| TASK BRIEF |
Your task is to gather the lines below that hold the string "font".

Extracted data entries
::::::::

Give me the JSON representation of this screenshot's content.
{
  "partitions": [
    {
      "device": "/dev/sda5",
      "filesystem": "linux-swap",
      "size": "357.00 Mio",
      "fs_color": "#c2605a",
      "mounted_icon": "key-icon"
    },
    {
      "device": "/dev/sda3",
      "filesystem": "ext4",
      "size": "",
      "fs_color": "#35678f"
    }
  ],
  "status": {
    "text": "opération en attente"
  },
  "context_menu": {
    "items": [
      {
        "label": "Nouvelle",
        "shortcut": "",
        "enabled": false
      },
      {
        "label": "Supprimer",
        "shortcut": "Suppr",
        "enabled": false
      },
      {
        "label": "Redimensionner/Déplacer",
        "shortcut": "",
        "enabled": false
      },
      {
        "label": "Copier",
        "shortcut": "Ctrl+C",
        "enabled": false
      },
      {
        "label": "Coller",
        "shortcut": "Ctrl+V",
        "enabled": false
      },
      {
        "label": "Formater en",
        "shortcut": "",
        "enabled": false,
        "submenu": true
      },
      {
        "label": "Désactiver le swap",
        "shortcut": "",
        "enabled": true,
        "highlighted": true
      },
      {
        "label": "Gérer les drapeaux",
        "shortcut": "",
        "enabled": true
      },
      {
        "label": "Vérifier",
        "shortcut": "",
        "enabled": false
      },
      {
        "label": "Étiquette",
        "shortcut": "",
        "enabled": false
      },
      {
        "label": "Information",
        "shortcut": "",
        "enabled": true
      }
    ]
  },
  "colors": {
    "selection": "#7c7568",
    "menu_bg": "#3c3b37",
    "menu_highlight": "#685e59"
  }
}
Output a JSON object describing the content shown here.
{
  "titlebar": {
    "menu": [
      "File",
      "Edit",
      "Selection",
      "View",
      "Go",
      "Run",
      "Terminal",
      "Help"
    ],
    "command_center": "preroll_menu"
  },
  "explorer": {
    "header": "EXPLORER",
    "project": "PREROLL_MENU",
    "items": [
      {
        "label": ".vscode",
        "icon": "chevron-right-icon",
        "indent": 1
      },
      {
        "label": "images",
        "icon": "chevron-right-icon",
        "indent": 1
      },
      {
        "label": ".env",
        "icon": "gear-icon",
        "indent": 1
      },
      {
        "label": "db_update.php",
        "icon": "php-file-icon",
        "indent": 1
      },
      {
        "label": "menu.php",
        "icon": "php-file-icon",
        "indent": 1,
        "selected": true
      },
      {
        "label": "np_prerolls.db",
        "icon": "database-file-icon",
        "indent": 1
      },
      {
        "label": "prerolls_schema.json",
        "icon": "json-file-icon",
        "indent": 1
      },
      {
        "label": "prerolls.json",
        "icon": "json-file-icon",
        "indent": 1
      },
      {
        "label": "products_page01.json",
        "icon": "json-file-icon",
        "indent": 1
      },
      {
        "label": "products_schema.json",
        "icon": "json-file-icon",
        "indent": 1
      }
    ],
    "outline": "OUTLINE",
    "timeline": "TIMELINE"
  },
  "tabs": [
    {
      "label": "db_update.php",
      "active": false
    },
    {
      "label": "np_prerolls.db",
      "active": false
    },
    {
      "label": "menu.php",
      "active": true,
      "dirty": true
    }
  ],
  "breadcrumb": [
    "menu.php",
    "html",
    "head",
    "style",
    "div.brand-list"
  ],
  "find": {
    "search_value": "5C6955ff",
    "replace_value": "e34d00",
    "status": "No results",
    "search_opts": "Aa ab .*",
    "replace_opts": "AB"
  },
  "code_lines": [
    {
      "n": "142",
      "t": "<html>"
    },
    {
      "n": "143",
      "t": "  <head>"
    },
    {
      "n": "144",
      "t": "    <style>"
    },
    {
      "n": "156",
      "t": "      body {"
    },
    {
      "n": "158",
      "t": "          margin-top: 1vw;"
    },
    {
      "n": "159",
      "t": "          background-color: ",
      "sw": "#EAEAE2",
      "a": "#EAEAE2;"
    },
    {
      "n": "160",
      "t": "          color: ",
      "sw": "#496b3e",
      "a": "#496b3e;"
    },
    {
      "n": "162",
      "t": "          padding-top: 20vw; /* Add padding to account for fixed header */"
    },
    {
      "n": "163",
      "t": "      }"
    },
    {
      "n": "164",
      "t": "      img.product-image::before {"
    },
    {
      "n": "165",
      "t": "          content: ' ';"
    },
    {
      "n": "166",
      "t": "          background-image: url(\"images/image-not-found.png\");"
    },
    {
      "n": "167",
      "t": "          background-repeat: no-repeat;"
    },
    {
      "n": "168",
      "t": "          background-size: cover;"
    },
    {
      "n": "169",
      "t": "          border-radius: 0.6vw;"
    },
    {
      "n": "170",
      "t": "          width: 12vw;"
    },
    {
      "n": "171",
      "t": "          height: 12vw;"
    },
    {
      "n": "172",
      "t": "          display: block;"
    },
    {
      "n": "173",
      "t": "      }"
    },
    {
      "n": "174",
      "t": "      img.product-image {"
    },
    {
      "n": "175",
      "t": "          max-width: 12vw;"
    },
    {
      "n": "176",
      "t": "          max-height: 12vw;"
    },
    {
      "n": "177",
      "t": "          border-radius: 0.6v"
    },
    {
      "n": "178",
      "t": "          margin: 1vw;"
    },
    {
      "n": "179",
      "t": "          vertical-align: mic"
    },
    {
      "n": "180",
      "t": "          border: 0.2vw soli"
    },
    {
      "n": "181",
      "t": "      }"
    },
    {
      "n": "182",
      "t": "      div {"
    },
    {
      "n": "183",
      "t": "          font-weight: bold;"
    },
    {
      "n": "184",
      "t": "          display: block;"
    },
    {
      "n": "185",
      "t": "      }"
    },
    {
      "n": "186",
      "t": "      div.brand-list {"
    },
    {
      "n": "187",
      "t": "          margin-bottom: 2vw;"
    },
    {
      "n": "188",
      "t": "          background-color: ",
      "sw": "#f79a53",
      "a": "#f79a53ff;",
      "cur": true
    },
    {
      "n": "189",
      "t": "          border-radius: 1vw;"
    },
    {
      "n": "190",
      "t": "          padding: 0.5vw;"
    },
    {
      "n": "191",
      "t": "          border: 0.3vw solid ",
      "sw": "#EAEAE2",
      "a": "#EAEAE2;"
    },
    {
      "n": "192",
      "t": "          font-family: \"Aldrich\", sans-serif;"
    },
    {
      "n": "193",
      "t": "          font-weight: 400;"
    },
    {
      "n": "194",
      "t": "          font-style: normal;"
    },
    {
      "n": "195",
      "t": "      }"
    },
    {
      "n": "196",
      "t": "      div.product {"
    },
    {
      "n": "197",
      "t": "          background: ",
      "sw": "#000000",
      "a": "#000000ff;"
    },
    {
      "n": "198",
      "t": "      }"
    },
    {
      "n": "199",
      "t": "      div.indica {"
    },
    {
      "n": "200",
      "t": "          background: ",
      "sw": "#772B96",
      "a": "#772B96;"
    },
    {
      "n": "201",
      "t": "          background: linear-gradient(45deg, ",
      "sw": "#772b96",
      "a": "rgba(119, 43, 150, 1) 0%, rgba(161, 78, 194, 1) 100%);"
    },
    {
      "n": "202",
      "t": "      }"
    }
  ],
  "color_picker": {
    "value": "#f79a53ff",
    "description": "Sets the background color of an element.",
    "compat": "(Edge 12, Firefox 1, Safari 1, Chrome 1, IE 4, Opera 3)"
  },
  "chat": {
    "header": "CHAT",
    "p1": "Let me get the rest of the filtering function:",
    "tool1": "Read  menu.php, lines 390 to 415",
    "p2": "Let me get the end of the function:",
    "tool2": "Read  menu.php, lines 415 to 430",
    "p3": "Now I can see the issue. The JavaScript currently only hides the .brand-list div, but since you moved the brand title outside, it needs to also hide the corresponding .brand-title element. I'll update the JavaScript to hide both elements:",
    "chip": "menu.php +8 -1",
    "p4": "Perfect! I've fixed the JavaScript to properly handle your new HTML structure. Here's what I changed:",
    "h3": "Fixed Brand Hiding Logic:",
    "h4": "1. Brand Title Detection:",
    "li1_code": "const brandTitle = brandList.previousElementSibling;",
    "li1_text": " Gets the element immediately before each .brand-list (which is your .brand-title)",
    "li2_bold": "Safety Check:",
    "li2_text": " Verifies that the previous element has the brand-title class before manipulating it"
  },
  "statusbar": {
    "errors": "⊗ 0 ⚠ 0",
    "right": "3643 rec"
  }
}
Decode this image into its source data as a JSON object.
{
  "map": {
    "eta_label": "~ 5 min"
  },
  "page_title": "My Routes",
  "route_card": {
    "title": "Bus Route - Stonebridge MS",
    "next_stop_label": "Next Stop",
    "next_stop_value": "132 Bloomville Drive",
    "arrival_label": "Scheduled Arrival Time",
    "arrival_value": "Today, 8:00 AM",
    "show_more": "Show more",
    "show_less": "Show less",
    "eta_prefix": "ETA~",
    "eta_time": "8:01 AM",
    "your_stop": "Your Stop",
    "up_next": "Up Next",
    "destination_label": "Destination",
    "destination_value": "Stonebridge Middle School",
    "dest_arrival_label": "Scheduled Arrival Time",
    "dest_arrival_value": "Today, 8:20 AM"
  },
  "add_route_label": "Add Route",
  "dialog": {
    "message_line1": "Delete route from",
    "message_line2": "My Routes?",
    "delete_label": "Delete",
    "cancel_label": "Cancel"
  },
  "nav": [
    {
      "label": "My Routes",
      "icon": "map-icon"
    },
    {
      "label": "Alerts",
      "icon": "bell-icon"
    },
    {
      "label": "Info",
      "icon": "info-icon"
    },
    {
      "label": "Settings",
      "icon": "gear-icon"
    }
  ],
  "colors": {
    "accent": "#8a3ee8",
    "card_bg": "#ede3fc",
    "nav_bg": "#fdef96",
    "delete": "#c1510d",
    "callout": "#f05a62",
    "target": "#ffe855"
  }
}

::::::::

| CORRECT OUTPUT |
      "t": "          font-weight: bold;"
      "t": "          font-family: \"Aldrich\", sans-serif;"
      "t": "          font-weight: 400;"
      "t": "          font-style: normal;"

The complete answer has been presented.